J'observerai qu'on n'alléguait rien ici sur l’assistance de tous ces princes à la fête des fous à Nîmes que de très conforme à la vérité de l’histoire. Mais pour en éclaircir l'époque qui n’est pas constaté, qu’on se rappelle ce que j’ai dit ailleurs de leurs voyages aux fêtes de Noël dans ces contrés. Suivons y l’ordre des années.

 

Jean, duc de Berri, lieutenant du roi de Languedoc, était venu en 1360, faire un voyage en cette province, pour y régler quelques affaires qui demandaient sa présence. On a de lui une ordonnance qu’il rendit à Nîmes le 29 décembre de cette année là.

Le voyage du roi Jean, fut en 1362, que ce prince se trouva à Nîmes aux fêtes de Noël. Il y était venu d'Avignon, où il fit alors quelque séjour. A l'égard de Louis, duc d'Anjou, celui qui exerçait la lieutenance du roi de la province, passa en 1374, les fêtes de Noël à Nîmes avec la duchesse, sa femme. Il tint alors en cette ville l'assemblée des communes de Languedoc.

 

Enfin, quant au duc de Bourgogne, c'était Philippe, premièrement duc de Touraine et ensuite de Bourgogne, qui accompagna quelques fois les ducs d'Anjou et de Berri, ses frères, dans les voyages qu'ils firent en ce pays, et qui s'était sans doute trouvé à Nîmes lorsque l'un ou l'autre y passa les fêtes de Noël.

Objectif de l'exercice — Transcrivez fidèlement le passage du texte sur les séjours des princes à Nîmes, en commençant aux mots « Le voyage du » et en vous arrêtant après « communes de Languedoc. ». Les items présentés ensuite forment un matériau à part, indépendant du texte.

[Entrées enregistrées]
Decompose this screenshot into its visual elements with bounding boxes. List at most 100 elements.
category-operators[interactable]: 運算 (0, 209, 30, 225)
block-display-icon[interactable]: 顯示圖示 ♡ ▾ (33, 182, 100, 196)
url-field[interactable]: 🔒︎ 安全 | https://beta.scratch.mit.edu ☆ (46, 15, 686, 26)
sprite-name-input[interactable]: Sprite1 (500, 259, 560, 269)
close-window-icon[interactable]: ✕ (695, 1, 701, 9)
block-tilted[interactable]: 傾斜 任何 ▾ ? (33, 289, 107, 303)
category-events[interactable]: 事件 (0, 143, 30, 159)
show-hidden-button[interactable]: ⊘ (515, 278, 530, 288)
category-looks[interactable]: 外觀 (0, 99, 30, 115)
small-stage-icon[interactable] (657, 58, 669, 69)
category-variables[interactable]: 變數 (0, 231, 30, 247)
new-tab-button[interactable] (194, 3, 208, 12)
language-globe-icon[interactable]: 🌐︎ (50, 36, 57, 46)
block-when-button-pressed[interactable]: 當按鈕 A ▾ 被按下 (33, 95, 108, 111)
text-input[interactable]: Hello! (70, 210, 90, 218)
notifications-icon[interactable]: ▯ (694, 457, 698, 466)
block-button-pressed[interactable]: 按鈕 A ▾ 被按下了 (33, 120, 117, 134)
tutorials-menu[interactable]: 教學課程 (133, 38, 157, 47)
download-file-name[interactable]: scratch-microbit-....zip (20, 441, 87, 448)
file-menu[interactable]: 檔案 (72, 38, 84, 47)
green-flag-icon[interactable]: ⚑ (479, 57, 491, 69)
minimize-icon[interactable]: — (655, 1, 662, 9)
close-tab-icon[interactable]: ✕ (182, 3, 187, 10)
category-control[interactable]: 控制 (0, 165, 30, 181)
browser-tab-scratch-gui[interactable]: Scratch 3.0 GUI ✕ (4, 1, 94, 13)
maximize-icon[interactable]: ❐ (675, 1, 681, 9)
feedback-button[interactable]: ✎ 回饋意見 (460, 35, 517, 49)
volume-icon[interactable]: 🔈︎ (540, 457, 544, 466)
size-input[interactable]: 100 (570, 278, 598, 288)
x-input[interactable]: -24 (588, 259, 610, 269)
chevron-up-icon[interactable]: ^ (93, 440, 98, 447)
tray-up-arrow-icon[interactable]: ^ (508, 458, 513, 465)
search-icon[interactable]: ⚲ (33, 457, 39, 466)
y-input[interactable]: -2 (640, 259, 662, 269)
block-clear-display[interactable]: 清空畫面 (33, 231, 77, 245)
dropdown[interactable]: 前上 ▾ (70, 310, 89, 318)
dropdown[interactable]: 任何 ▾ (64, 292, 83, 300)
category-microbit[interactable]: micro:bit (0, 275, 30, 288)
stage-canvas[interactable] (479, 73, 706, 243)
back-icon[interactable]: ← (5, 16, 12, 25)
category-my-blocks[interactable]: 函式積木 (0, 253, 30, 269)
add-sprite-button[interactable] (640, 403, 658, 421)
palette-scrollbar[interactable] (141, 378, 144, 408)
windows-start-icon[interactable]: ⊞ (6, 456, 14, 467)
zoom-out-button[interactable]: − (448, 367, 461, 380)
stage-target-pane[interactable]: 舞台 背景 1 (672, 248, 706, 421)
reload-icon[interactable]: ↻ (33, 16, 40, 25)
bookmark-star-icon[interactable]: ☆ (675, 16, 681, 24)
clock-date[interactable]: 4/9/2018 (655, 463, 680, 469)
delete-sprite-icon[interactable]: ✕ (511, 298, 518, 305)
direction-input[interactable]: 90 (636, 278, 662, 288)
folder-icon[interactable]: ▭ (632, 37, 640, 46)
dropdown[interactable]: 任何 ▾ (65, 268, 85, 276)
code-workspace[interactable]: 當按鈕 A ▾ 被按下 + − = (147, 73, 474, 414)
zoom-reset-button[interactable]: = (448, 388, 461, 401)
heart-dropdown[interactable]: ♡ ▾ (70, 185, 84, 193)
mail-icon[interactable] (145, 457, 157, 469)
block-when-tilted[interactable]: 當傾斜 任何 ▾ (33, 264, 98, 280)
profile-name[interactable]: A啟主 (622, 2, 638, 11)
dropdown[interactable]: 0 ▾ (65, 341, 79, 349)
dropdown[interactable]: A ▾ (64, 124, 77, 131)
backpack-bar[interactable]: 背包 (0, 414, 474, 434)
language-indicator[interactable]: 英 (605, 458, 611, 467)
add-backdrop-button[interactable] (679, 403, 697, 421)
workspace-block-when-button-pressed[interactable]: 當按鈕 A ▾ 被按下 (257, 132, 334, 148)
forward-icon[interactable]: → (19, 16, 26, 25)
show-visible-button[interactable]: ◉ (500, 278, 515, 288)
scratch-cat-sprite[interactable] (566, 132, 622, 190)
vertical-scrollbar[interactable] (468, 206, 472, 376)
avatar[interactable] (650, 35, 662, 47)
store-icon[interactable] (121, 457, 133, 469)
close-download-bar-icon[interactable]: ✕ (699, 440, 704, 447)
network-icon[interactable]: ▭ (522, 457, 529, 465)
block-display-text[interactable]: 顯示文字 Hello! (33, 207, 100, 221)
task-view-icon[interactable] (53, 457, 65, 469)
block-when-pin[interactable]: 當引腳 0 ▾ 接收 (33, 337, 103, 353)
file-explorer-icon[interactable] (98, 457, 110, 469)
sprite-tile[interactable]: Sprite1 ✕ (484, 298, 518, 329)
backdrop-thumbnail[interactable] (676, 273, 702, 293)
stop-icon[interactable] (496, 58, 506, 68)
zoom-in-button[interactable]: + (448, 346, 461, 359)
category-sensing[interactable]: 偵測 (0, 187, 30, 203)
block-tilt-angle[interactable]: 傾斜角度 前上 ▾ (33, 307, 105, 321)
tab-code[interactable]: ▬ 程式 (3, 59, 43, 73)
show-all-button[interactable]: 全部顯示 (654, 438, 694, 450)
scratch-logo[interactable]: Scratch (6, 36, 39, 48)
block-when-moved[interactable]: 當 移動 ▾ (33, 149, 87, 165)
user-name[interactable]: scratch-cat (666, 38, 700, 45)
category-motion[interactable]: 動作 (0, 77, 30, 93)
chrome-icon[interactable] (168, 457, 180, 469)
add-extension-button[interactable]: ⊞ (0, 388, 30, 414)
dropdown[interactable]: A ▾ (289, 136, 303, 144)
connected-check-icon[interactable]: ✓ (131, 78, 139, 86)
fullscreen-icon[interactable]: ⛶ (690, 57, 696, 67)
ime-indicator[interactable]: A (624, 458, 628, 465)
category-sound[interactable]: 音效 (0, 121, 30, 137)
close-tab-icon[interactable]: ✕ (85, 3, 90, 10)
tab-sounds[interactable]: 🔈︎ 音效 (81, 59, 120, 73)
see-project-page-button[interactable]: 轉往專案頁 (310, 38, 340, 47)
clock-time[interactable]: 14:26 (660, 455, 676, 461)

Réponse attendue —
Le voyage du roi Jean, fut en 1362, que ce prince se trouva à Nîmes aux fêtes de Noël. Il y était venu d'Avignon, où il fit alors quelque séjour. A l'égard de Louis, duc d'Anjou, celui qui exerçait la lieutenance du roi de la province, passa en 1374, les fêtes de Noël à Nîmes avec la duchesse, sa femme. Il tint alors en cette ville l'assemblée des communes de Languedoc.